I’ve had a difficult time getting through what could be considered the first book in this series, so I decided to read the .NET Framework Standard Library Annotated Reference (Volume 1: Base Class Library and Extended Numerics Library) instead. It’s written by Brad Abrams with various other contributors.
This book is mostly a reference book that covers a subset of the .NET Framework Standard Library. Considering the easy availability and detail of the MSDN documentation, you might not find this very useful as a reference. It does provide interesting summaries of the core namespaces, and it is nice to see all of the method signatures supported by a class in just a page or two, but I can’t see myself using it much for reference purposes.
Unsurprisingly, the selling point of the book is the annotations. I wish there had been more of them, but since the annotations are really the only interesting reading, it makes this book very easy to read through. Some highlights:
- Don’t catch, throw, or even derive from
ApplicationException.
ArgumentNullException and ArgumentOutOfRangeException take the parameter name as its first constructor argument, but their base class, ArgumentException, takes the parameter name as the second constructor argument (after the message).
Array.Copy can be very useful.
- Prefer using
SyncRoot to the Synchronized method.
- Seal your custom attribute classes for better performance.

WHAT YOU WILL DO:
1. In the book review, who wrote the .NET Framework Standard Library Annotated Reference?
2. Continue the .NET book review after its last sentence, keeping its tone and format.

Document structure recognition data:

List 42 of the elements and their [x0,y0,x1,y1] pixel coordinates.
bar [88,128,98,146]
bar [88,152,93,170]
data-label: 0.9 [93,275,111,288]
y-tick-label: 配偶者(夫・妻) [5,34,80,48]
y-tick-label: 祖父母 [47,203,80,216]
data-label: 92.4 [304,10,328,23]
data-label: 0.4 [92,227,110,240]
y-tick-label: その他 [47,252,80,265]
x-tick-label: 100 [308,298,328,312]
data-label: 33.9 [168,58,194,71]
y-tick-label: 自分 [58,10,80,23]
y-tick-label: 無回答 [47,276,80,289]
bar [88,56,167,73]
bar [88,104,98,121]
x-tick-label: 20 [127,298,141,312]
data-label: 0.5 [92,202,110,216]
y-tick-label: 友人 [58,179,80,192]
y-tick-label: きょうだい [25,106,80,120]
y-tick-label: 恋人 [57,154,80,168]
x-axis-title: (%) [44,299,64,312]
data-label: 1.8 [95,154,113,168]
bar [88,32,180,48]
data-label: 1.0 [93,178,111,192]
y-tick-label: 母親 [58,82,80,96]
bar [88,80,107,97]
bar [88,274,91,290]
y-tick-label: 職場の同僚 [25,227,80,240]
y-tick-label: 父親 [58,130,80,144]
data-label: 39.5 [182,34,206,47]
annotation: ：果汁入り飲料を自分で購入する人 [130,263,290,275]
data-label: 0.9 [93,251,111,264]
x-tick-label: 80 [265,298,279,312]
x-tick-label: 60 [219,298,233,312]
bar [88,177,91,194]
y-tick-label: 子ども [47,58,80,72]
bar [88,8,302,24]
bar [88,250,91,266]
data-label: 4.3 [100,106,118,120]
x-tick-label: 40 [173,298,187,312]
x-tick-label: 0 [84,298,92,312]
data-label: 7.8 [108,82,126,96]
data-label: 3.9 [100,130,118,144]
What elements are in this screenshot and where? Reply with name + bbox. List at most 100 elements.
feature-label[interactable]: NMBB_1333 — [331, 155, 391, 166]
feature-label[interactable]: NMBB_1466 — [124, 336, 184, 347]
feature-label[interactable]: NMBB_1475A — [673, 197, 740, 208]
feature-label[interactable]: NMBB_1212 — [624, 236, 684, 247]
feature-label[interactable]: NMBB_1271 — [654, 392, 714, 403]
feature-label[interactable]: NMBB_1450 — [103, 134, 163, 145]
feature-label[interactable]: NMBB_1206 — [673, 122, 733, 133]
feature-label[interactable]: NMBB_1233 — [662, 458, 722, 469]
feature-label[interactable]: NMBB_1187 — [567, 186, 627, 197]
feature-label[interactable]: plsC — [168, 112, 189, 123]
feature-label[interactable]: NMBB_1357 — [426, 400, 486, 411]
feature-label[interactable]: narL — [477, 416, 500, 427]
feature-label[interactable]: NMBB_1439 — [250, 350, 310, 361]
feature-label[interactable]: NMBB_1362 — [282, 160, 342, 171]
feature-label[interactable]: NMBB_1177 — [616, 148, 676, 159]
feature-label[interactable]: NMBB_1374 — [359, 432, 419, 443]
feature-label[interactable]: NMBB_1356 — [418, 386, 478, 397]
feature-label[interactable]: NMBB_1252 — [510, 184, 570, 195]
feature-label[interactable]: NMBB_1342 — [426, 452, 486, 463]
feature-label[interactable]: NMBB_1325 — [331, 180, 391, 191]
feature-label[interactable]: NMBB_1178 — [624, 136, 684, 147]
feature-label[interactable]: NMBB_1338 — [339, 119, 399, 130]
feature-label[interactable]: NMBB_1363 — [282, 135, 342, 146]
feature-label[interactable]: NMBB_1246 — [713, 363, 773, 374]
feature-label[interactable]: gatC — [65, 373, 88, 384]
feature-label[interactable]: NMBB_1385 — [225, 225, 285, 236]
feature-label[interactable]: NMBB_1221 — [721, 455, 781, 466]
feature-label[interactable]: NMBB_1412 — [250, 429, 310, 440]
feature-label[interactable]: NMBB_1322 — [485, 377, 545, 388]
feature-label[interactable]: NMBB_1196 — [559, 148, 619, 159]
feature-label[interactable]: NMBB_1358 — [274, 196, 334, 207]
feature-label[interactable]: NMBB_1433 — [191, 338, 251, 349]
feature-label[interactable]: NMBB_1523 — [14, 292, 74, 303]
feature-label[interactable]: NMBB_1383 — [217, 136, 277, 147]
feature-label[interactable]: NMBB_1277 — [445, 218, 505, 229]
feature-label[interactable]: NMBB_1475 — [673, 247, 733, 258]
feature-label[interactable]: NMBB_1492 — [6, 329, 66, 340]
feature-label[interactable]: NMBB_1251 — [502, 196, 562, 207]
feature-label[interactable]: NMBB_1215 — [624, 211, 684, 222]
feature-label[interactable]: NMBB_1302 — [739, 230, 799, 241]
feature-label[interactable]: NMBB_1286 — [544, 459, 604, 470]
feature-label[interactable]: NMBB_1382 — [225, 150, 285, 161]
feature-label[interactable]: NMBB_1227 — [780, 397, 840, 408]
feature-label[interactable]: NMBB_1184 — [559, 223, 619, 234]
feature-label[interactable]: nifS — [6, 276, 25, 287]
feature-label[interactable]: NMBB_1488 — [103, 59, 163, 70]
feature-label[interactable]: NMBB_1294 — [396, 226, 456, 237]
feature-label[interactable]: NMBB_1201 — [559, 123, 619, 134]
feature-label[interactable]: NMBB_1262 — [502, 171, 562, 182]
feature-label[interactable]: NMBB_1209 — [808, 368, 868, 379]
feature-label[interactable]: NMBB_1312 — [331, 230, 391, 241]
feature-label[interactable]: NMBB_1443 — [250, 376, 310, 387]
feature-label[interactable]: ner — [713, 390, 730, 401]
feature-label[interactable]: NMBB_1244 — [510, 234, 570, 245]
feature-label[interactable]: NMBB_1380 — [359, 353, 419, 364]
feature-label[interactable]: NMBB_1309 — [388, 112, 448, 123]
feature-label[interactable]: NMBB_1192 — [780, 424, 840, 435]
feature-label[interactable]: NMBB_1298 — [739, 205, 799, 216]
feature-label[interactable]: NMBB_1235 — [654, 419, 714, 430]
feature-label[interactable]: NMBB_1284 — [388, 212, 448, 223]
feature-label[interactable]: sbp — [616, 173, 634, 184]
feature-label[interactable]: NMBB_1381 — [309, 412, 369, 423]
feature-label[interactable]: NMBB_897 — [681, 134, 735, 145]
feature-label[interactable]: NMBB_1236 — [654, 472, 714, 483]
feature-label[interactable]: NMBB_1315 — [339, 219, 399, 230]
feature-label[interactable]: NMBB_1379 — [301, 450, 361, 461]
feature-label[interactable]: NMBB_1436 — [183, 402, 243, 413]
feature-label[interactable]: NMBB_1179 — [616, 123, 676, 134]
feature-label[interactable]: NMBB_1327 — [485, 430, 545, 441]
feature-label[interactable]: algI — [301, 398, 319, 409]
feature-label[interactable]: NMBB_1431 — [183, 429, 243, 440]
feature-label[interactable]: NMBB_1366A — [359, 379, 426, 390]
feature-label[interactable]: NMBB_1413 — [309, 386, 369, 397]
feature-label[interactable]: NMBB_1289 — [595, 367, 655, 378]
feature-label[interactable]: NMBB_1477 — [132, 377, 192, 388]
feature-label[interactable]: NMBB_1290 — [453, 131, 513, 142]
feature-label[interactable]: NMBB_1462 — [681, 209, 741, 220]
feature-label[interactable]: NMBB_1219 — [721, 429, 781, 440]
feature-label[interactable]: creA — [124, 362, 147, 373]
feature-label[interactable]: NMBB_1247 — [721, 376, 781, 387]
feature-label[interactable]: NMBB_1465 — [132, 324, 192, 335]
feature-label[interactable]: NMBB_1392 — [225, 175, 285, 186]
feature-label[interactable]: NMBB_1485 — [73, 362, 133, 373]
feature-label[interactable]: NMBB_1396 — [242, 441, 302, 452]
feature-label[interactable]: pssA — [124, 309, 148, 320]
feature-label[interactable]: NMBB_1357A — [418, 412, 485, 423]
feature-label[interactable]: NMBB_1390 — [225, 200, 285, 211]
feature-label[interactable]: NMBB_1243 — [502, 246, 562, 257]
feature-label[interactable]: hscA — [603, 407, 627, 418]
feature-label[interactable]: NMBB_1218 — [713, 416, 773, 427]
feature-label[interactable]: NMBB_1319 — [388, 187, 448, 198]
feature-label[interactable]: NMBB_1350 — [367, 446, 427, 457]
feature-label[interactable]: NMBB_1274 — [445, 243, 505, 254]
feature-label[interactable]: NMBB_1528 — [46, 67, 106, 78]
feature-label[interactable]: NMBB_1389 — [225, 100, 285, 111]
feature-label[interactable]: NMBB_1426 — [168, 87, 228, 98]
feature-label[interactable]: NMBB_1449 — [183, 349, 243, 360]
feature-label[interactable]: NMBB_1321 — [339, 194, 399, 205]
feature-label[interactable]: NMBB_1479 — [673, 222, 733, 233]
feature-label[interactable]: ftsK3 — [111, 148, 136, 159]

RESULTS IN ORDER:
1. Brad Abrams, with various other contributors.

2.
- Expressions within a conditional method are not evaluated when the condition is not met. (So calls to methods within a
Debug.Assert wouldn’t be called in Release mode.)
- Delegates are immutable.
- The static
Equals method of the Object class deals with null.
Stream.Null makes a great bit bucket.
- Streams work with bytes; Readers and Writers work with characters.
- A
ThreadAbortException is automatically rethrown if caught.
All in all, I really enjoyed the annotations, but considering how much of the book is uninformative reference material, I can’t say that you’ll find it worth the money.
Update: I should also mention that it comes with a CD that contains all of the samples from the book. More notable, however, is the 3,864-page PDF document that replicates the content of the print book, except that it includes documentation for each member of each class. Fascinating, to be sure, but certainly MSDN is more convenient.